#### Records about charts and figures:

- - -

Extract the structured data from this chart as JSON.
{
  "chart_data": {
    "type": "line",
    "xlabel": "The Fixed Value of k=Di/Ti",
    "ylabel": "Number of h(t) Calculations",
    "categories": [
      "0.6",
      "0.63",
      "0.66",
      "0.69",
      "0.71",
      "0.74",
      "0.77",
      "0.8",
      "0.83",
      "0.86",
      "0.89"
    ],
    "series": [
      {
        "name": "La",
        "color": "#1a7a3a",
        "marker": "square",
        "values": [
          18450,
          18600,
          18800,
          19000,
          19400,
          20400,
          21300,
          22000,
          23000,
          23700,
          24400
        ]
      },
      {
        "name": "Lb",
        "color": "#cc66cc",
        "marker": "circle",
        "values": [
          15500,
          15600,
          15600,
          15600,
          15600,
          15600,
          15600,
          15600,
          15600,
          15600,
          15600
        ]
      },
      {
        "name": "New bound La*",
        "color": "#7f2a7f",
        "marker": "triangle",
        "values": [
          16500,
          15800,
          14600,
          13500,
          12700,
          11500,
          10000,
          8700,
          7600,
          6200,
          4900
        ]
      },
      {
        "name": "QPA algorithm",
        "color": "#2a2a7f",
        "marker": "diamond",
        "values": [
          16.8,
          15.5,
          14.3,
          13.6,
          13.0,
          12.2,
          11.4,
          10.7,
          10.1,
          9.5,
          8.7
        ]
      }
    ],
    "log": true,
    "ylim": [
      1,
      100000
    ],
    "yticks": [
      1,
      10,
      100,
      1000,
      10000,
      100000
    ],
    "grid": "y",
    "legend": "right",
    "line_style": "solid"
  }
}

- - -

#### Work required:
Write out the records above again, keeping each one identical to the original.

#### Correct answer:
Extract the structured data from this chart as JSON.
{
  "chart_data": {
    "type": "line",
    "xlabel": "The Fixed Value of k=Di/Ti",
    "ylabel": "Number of h(t) Calculations",
    "categories": [
      "0.6",
      "0.63",
      "0.66",
      "0.69",
      "0.71",
      "0.74",
      "0.77",
      "0.8",
      "0.83",
      "0.86",
      "0.89"
    ],
    "series": [
      {
        "name": "La",
        "color": "#1a7a3a",
        "marker": "square",
        "values": [
          18450,
          18600,
          18800,
          19000,
          19400,
          20400,
          21300,
          22000,
          23000,
          23700,
          24400
        ]
      },
      {
        "name": "Lb",
        "color": "#cc66cc",
        "marker": "circle",
        "values": [
          15500,
          15600,
          15600,
          15600,
          15600,
          15600,
          15600,
          15600,
          15600,
          15600,
          15600
        ]
      },
      {
        "name": "New bound La*",
        "color": "#7f2a7f",
        "marker": "triangle",
        "values": [
          16500,
          15800,
          14600,
          13500,
          12700,
          11500,
          10000,
          8700,
          7600,
          6200,
          4900
        ]
      },
      {
        "name": "QPA algorithm",
        "color": "#2a2a7f",
        "marker": "diamond",
        "values": [
          16.8,
          15.5,
          14.3,
          13.6,
          13.0,
          12.2,
          11.4,
          10.7,
          10.1,
          9.5,
          8.7
        ]
      }
    ],
    "log": true,
    "ylim": [
      1,
      100000
    ],
    "yticks": [
      1,
      10,
      100,
      1000,
      10000,
      100000
    ],
    "grid": "y",
    "legend": "right",
    "line_style": "solid"
  }
}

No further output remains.